__WHAT IS NEEDED__.
Locate each line of the material that contains "Adrien", then return it.
>>
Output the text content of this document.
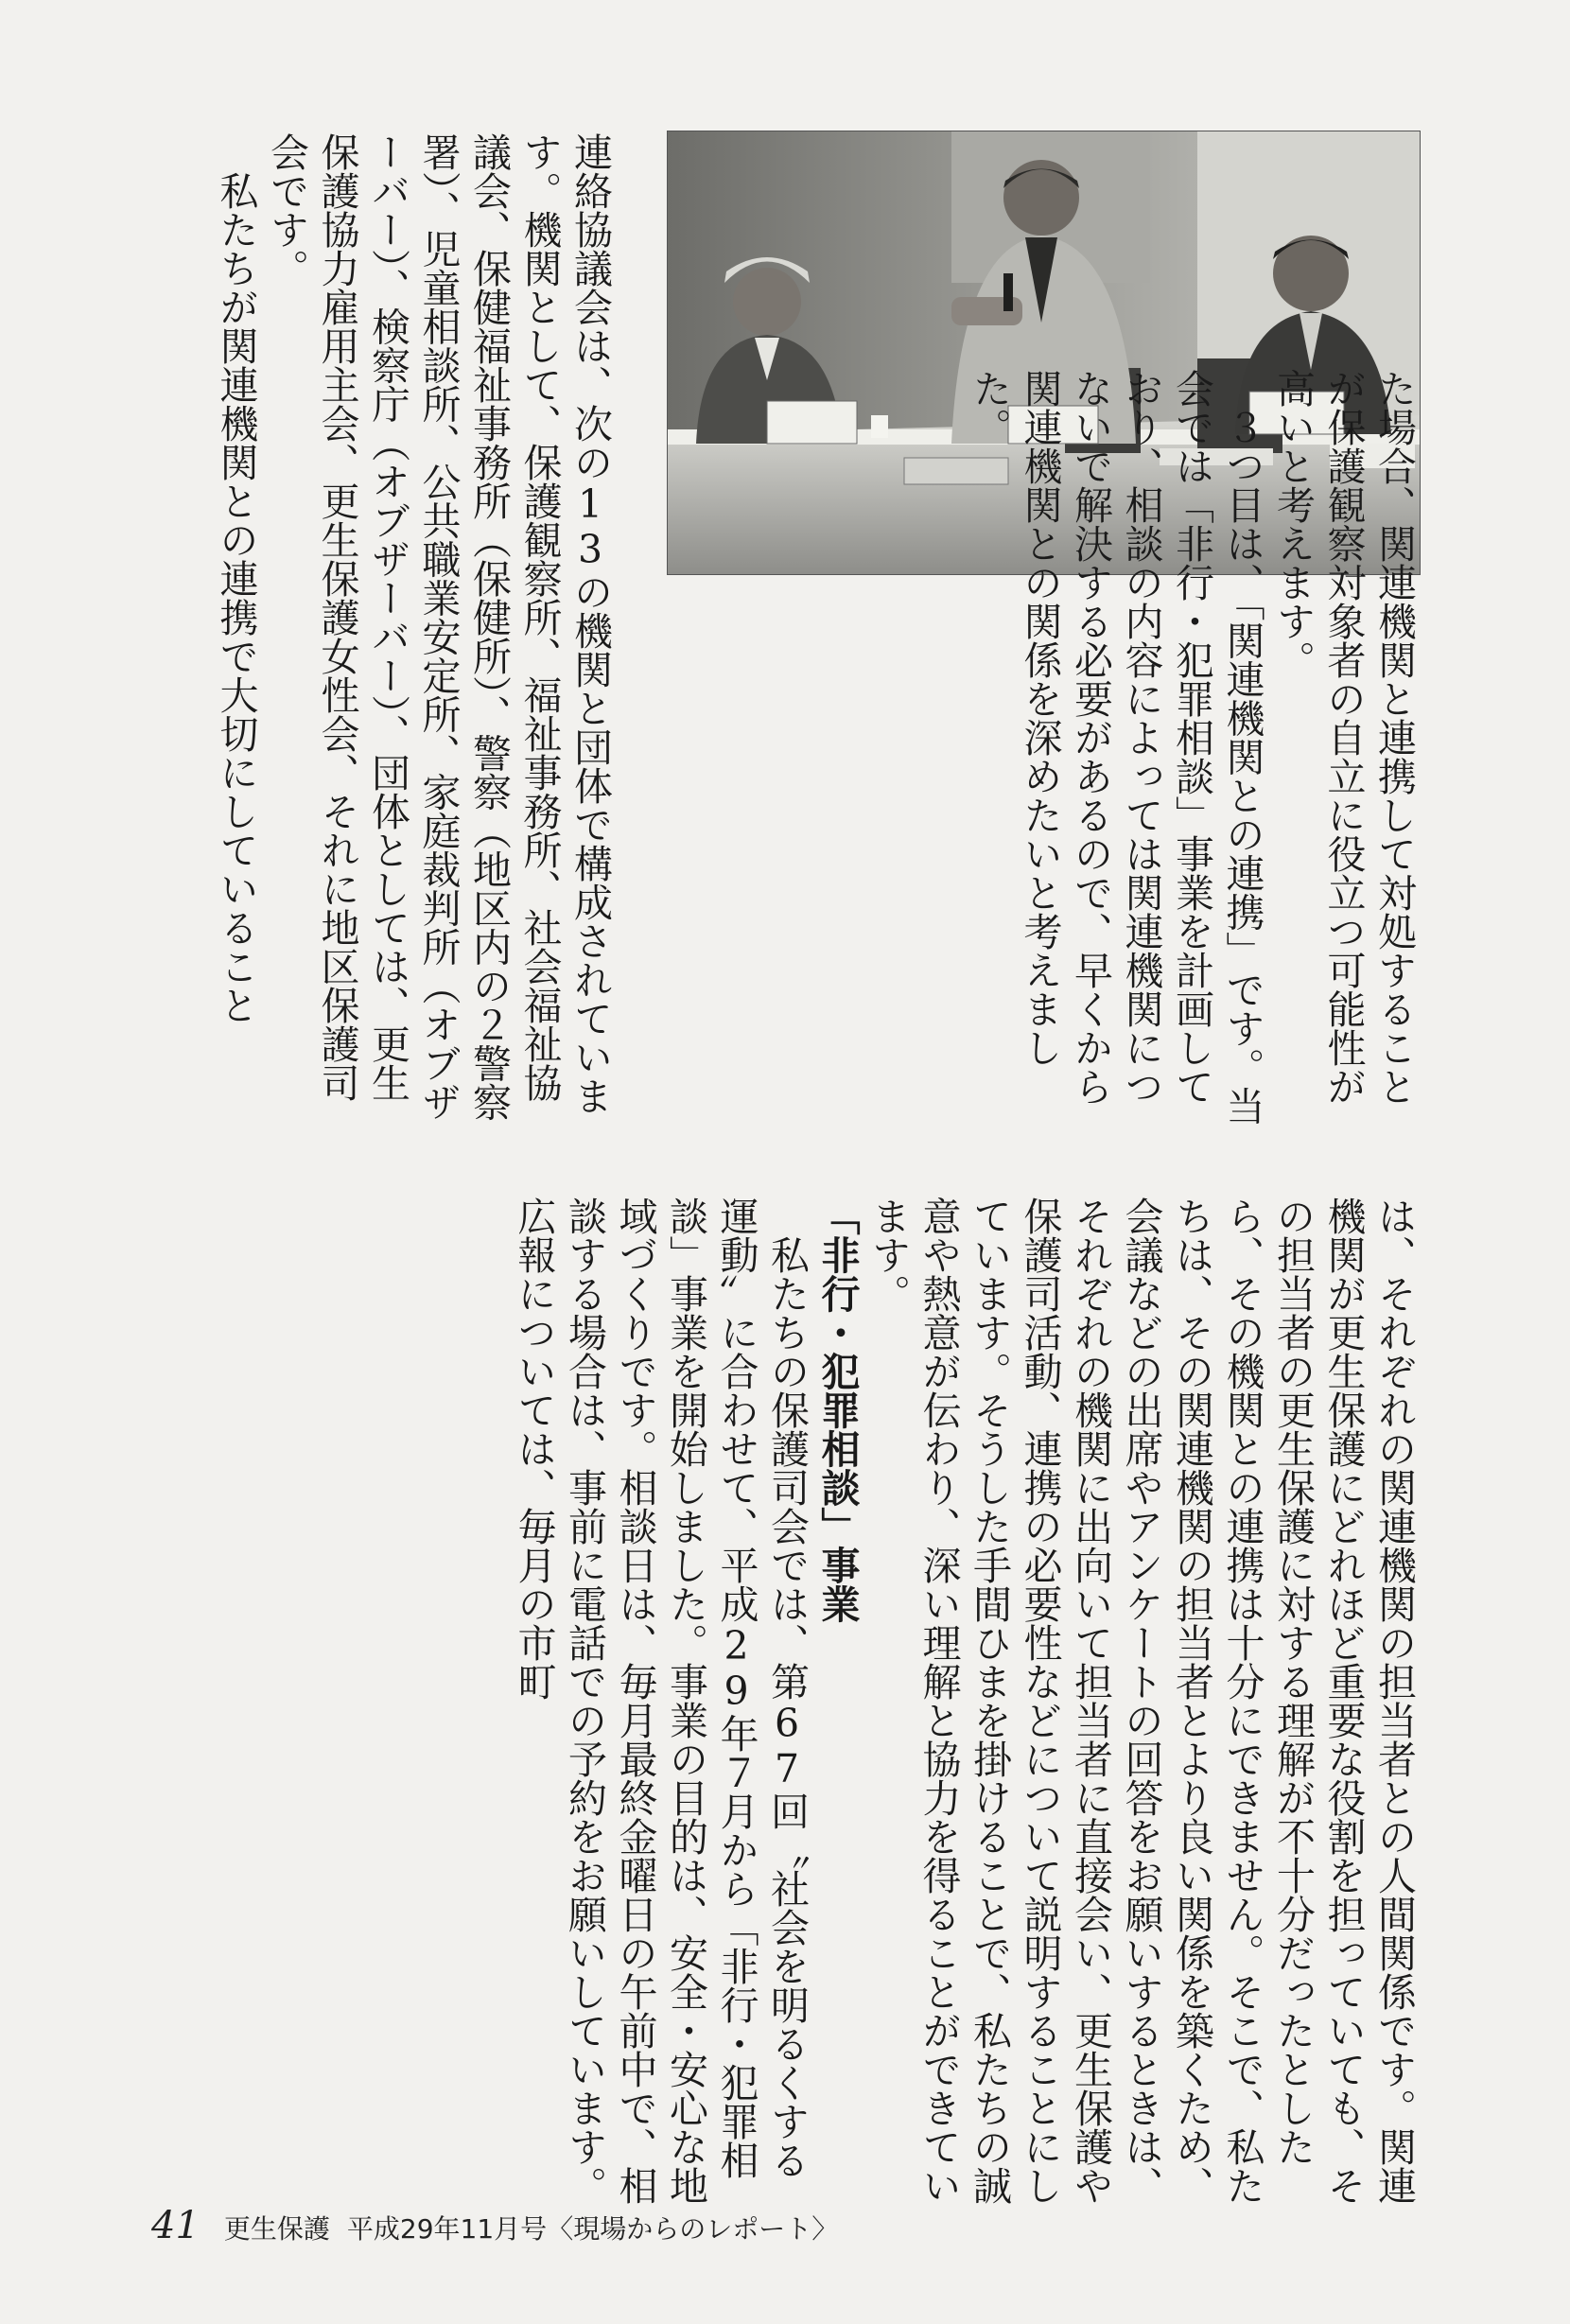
た場合、関連機関と連携して対処することが保護観察対象者の自立に役立つ可能性が高いと考えます。

３つ目は、「関連機関との連携」です。当会では「非行・犯罪相談」事業を計画しており、相談の内容によっては関連機関につないで解決する必要があるので、早くから関連機関との関係を深めたいと考えました。

連絡協議会は、次の13の機関と団体で構成されています。機関として、保護観察所、福祉事務所、社会福祉協議会、保健福祉事務所（保健所）、警察（地区内の２警察署）、児童相談所、公共職業安定所、家庭裁判所（オブザーバー）、検察庁（オブザーバー）、団体としては、更生保護協力雇用主会、更生保護女性会、それに地区保護司会です。

私たちが関連機関との連携で大切にしていること

は、それぞれの関連機関の担当者との人間関係です。関連機関が更生保護にどれほど重要な役割を担っていても、その担当者の更生保護に対する理解が不十分だったとしたら、その機関との連携は十分にできません。そこで、私たちは、その関連機関の担当者とより良い関係を築くため、会議などの出席やアンケートの回答をお願いするときは、それぞれの機関に出向いて担当者に直接会い、更生保護や保護司活動、連携の必要性などについて説明することにしています。そうした手間ひまを掛けることで、私たちの誠意や熱意が伝わり、深い理解と協力を得ることができています。

「非行・犯罪相談」事業

私たちの保護司会では、第67回〝社会を明るくする運動〟に合わせて、平成29年７月から「非行・犯罪相談」事業を開始しました。事業の目的は、安全・安心な地域づくりです。相談日は、毎月最終金曜日の午前中で、相談する場合は、事前に電話での予約をお願いしています。広報については、毎月の市町

41 更生保護 平成29年11月号〈現場からのレポート〉
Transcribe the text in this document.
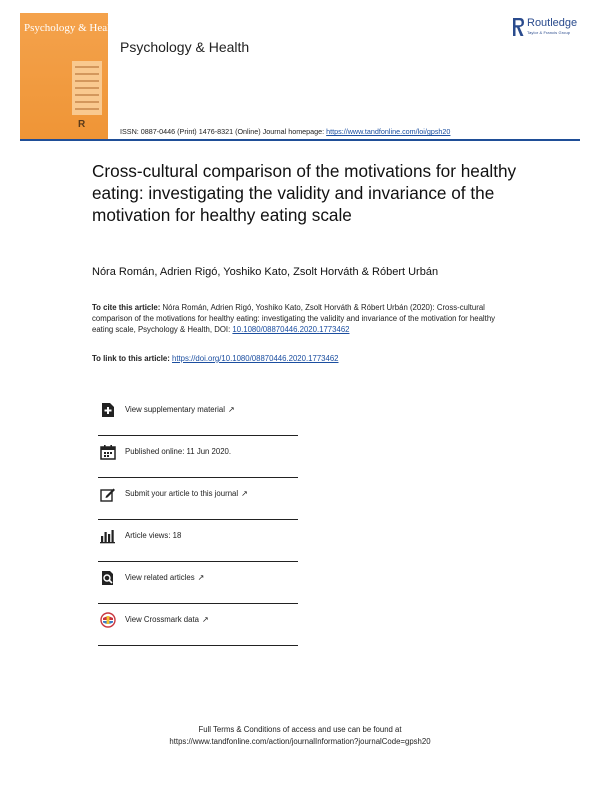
Psychology & Health
R
Psychology & Health
Routledge
Taylor & Francis Group
ISSN: 0887-0446 (Print) 1476-8321 (Online) Journal homepage: https://www.tandfonline.com/loi/gpsh20
Cross-cultural comparison of the motivations for healthy eating: investigating the validity and invariance of the motivation for healthy eating scale
Nóra Román, Adrien Rigó, Yoshiko Kato, Zsolt Horváth & Róbert Urbán
To cite this article: Nóra Román, Adrien Rigó, Yoshiko Kato, Zsolt Horváth & Róbert Urbán (2020): Cross-cultural comparison of the motivations for healthy eating: investigating the validity and invariance of the motivation for healthy eating scale, Psychology & Health, DOI: 10.1080/08870446.2020.1773462
To link to this article: https://doi.org/10.1080/08870446.2020.1773462
View supplementary material ↗
Published online: 11 Jun 2020.
Submit your article to this journal ↗
Article views: 18
View related articles ↗
View Crossmark data ↗
Full Terms & Conditions of access and use can be found at
https://www.tandfonline.com/action/journalInformation?journalCode=gpsh20
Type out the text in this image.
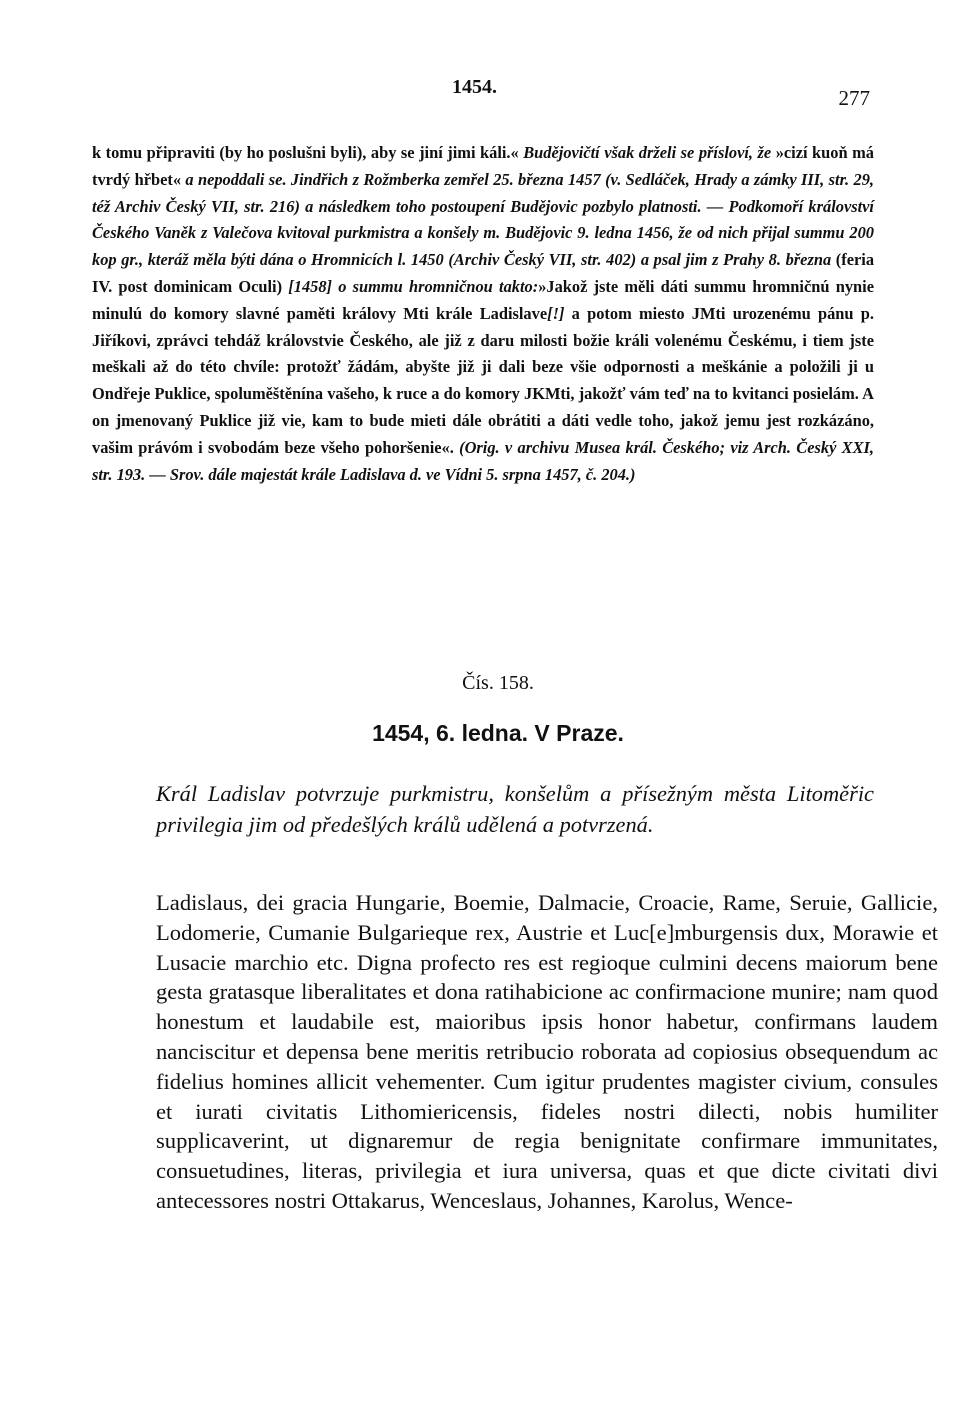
1454.	277

k tomu připraviti (by ho poslušni byli), aby se jiní jimi káli.« Budějovičtí však drželi se přísloví, že »cizí kuoň má tvrdý hřbet« a nepoddali se. Jindřich z Rožmberka zemřel 25. března 1457 (v. Sedláček, Hrady a zámky III, str. 29, též Archiv Český VII, str. 216) a následkem toho postoupení Budějovic pozbylo platnosti. — Podkomoří království Českého Vaněk z Valečova kvitoval purkmistra a konšely m. Budějovic 9. ledna 1456, že od nich přijal summu 200 kop gr., kteráž měla býti dána o Hromnicích l. 1450 (Archiv Český VII, str. 402) a psal jim z Prahy 8. března (feria IV. post dominicam Oculi) [1458] o summu hromničnou takto:»Jakož jste měli dáti summu hromničnú nynie minulú do komory slavné paměti královy Mti krále Ladislave[!] a potom miesto JMti urozenému pánu p. Jiříkovi, zprávci tehdáž královstvie Českého, ale již z daru milosti božie králi volenému Českému, i tiem jste meškali až do této chvíle: protožť žádám, abyšte již ji dali beze všie odpornosti a meškánie a položili ji u Ondřeje Puklice, spoluměštěnína vašeho, k ruce a do komory JKMti, jakožť vám teď na to kvitanci posielám. A on jmenovaný Puklice již vie, kam to bude mieti dále obrátiti a dáti vedle toho, jakož jemu jest rozkázáno, vašim právóm i svobodám beze všeho pohoršenie«. (Orig. v archivu Musea král. Českého; viz Arch. Český XXI, str. 193. — Srov. dále majestát krále Ladislava d. ve Vídni 5. srpna 1457, č. 204.)

Čís. 158.

1454, 6. ledna. V Praze.

Král Ladislav potvrzuje purkmistru, konšelům a přísežným města Litoměřic privilegia jim od předešlých králů udělená a potvrzená.

Ladislaus, dei gracia Hungarie, Boemie, Dalmacie, Croacie, Rame, Seruie, Gallicie, Lodomerie, Cumanie Bulgarieque rex, Austrie et Luc[e]mburgensis dux, Morawie et Lusacie marchio etc. Digna profecto res est regioque culmini decens maiorum bene gesta gratasque liberalitates et dona ratihabicione ac confirmacione munire; nam quod honestum et laudabile est, maioribus ipsis honor habetur, confirmans laudem nanciscitur et depensa bene meritis retribucio roborata ad copiosius obsequendum ac fidelius homines allicit vehementer. Cum igitur prudentes magister civium, consules et iurati civitatis Lithomiericensis, fideles nostri dilecti, nobis humiliter supplicaverint, ut dignaremur de regia benignitate confirmare immunitates, consuetudines, literas, privilegia et iura universa, quas et que dicte civitati divi antecessores nostri Ottakarus, Wenceslaus, Johannes, Karolus, Wence-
<<
__RESPONSE TO THE TASK__.
Nóra Román, Adrien Rigó, Yoshiko Kato, Zsolt Horváth & Róbert Urbán
To cite this article: Nóra Román, Adrien Rigó, Yoshiko Kato, Zsolt Horváth & Róbert Urbán (2020): Cross-cultural comparison of the motivations for healthy eating: investigating the validity and invariance of the motivation for healthy eating scale, Psychology & Health, DOI: 10.1080/08870446.2020.1773462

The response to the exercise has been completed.